- **TASK GOAL**
Can you write out all the lines word for word, with no pictures?
-- START OF SUPPLIED DATA --
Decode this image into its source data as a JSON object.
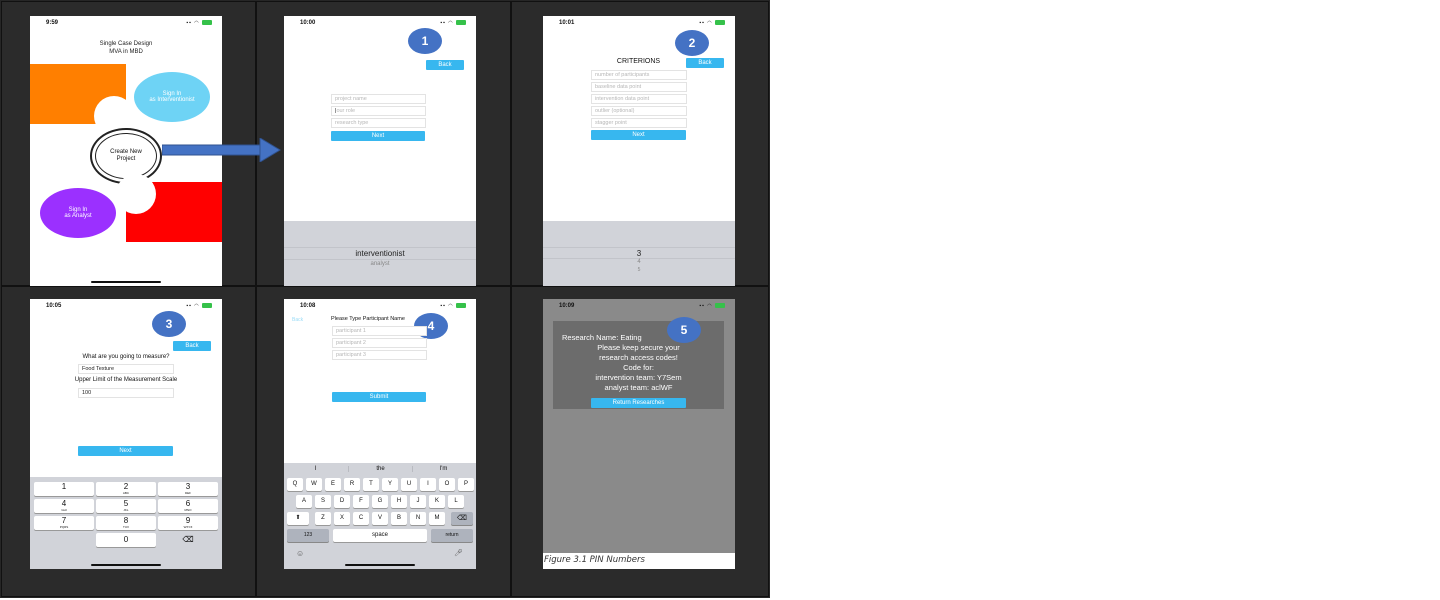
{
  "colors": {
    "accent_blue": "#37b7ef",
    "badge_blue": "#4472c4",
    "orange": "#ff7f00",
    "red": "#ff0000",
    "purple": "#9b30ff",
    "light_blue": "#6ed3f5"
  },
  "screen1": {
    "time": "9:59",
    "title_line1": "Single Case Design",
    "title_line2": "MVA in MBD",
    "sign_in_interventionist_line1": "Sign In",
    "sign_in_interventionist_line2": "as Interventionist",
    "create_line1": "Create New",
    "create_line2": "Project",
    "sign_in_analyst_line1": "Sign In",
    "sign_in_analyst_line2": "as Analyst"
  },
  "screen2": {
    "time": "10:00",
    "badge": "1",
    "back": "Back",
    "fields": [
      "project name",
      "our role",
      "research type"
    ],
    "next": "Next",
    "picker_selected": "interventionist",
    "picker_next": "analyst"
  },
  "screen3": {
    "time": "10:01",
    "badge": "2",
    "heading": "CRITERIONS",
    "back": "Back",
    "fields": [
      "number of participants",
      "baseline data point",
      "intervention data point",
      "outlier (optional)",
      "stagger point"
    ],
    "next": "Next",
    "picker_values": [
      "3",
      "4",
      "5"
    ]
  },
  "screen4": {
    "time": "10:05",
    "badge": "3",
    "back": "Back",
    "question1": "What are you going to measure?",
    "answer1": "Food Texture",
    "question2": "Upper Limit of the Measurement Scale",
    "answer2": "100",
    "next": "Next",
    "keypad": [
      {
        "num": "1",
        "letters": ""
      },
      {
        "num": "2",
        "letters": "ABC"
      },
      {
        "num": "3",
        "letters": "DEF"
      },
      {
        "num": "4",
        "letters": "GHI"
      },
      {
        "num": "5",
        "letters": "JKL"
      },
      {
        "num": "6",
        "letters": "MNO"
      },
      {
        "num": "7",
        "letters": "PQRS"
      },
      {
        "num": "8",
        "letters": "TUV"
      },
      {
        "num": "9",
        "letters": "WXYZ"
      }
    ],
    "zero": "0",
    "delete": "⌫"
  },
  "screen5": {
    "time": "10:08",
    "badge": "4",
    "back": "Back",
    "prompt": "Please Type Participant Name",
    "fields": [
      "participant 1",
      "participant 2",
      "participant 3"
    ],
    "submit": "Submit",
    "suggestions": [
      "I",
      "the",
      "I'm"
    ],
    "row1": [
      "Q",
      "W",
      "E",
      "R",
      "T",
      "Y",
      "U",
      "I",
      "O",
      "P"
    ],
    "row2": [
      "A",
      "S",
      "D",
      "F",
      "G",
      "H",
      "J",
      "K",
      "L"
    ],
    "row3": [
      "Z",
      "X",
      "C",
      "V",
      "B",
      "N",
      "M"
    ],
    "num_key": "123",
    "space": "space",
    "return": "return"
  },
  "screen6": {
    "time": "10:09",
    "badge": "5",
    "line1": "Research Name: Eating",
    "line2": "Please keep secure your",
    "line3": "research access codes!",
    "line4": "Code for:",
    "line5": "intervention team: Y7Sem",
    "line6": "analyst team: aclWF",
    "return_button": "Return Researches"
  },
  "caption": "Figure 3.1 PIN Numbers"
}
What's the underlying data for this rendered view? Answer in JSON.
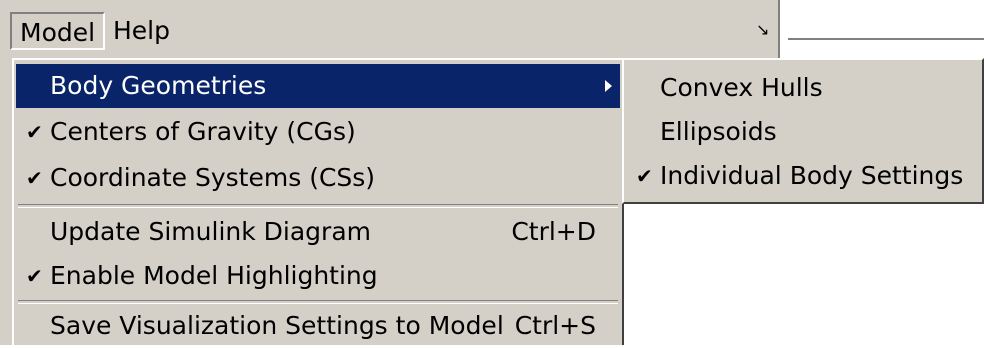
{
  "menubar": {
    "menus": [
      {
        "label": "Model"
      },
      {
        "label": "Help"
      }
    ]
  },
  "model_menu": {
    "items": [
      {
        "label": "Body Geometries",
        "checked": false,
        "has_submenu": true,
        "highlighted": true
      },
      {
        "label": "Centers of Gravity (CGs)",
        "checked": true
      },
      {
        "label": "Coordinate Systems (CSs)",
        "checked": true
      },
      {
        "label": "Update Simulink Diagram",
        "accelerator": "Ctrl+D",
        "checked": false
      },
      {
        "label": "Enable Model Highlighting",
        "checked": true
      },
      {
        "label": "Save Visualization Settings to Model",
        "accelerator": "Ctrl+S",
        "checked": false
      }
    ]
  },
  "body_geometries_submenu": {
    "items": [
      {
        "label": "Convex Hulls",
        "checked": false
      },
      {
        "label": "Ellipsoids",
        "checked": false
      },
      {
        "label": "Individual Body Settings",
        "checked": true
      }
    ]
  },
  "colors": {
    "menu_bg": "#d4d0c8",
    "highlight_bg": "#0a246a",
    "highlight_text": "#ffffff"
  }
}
-- END OF SUPPLIED DATA --
- **EXERCISE OUTPUT**
Decode this image into its source data as a JSON object.
{
  "colors": {
    "accent_blue": "#37b7ef",
    "badge_blue": "#4472c4",
    "orange": "#ff7f00",
    "red": "#ff0000",
    "purple": "#9b30ff",
    "light_blue": "#6ed3f5"
  },
  "screen1": {
    "time": "9:59",
    "title_line1": "Single Case Design",
    "title_line2": "MVA in MBD",
    "sign_in_interventionist_line1": "Sign In",
    "sign_in_interventionist_line2": "as Interventionist",
    "create_line1": "Create New",
    "create_line2": "Project",
    "sign_in_analyst_line1": "Sign In",
    "sign_in_analyst_line2": "as Analyst"
  },
  "screen2": {
    "time": "10:00",
    "badge": "1",
    "back": "Back",
    "fields": [
      "project name",
      "our role",
      "research type"
    ],
    "next": "Next",
    "picker_selected": "interventionist",
    "picker_next": "analyst"
  },
  "screen3": {
    "time": "10:01",
    "badge": "2",
    "heading": "CRITERIONS",
    "back": "Back",
    "fields": [
      "number of participants",
      "baseline data point",
      "intervention data point",
      "outlier (optional)",
      "stagger point"
    ],
    "next": "Next",
    "picker_values": [
      "3",
      "4",
      "5"
    ]
  },
  "screen4": {
    "time": "10:05",
    "badge": "3",
    "back": "Back",
    "question1": "What are you going to measure?",
    "answer1": "Food Texture",
    "question2": "Upper Limit of the Measurement Scale",
    "answer2": "100",
    "next": "Next",
    "keypad": [
      {
        "num": "1",
        "letters": ""
      },
      {
        "num": "2",
        "letters": "ABC"
      },
      {
        "num": "3",
        "letters": "DEF"
      },
      {
        "num": "4",
        "letters": "GHI"
      },
      {
        "num": "5",
        "letters": "JKL"
      },
      {
        "num": "6",
        "letters": "MNO"
      },
      {
        "num": "7",
        "letters": "PQRS"
      },
      {
        "num": "8",
        "letters": "TUV"
      },
      {
        "num": "9",
        "letters": "WXYZ"
      }
    ],
    "zero": "0",
    "delete": "⌫"
  },
  "screen5": {
    "time": "10:08",
    "badge": "4",
    "back": "Back",
    "prompt": "Please Type Participant Name",
    "fields": [
      "participant 1",
      "participant 2",
      "participant 3"
    ],
    "submit": "Submit",
    "suggestions": [
      "I",
      "the",
      "I'm"
    ],
    "row1": [
      "Q",
      "W",
      "E",
      "R",
      "T",
      "Y",
      "U",
      "I",
      "O",
      "P"
    ],
    "row2": [
      "A",
      "S",
      "D",
      "F",
      "G",
      "H",
      "J",
      "K",
      "L"
    ],
    "row3": [
      "Z",
      "X",
      "C",
      "V",
      "B",
      "N",
      "M"
    ],
    "num_key": "123",
    "space": "space",
    "return": "return"
  },
  "screen6": {
    "time": "10:09",
    "badge": "5",
    "line1": "Research Name: Eating",
    "line2": "Please keep secure your",
    "line3": "research access codes!",
    "line4": "Code for:",
    "line5": "intervention team: Y7Sem",
    "line6": "analyst team: aclWF",
    "return_button": "Return Researches"
  },
  "caption": "Figure 3.1 PIN Numbers"
}
What's the underlying data for this rendered view? Answer in JSON.
{
  "menubar": {
    "menus": [
      {
        "label": "Model"
      },
      {
        "label": "Help"
      }
    ]
  },
  "model_menu": {
    "items": [
      {
        "label": "Body Geometries",
        "checked": false,
        "has_submenu": true,
        "highlighted": true
      },
      {
        "label": "Centers of Gravity (CGs)",
        "checked": true
      },
      {
        "label": "Coordinate Systems (CSs)",
        "checked": true
      },
      {
        "label": "Update Simulink Diagram",
        "accelerator": "Ctrl+D",
        "checked": false
      },
      {
        "label": "Enable Model Highlighting",
        "checked": true
      },
      {
        "label": "Save Visualization Settings to Model",
        "accelerator": "Ctrl+S",
        "checked": false
      }
    ]
  },
  "body_geometries_submenu": {
    "items": [
      {
        "label": "Convex Hulls",
        "checked": false
      },
      {
        "label": "Ellipsoids",
        "checked": false
      },
      {
        "label": "Individual Body Settings",
        "checked": true
      }
    ]
  },
  "colors": {
    "menu_bg": "#d4d0c8",
    "highlight_bg": "#0a246a",
    "highlight_text": "#ffffff"
  }
}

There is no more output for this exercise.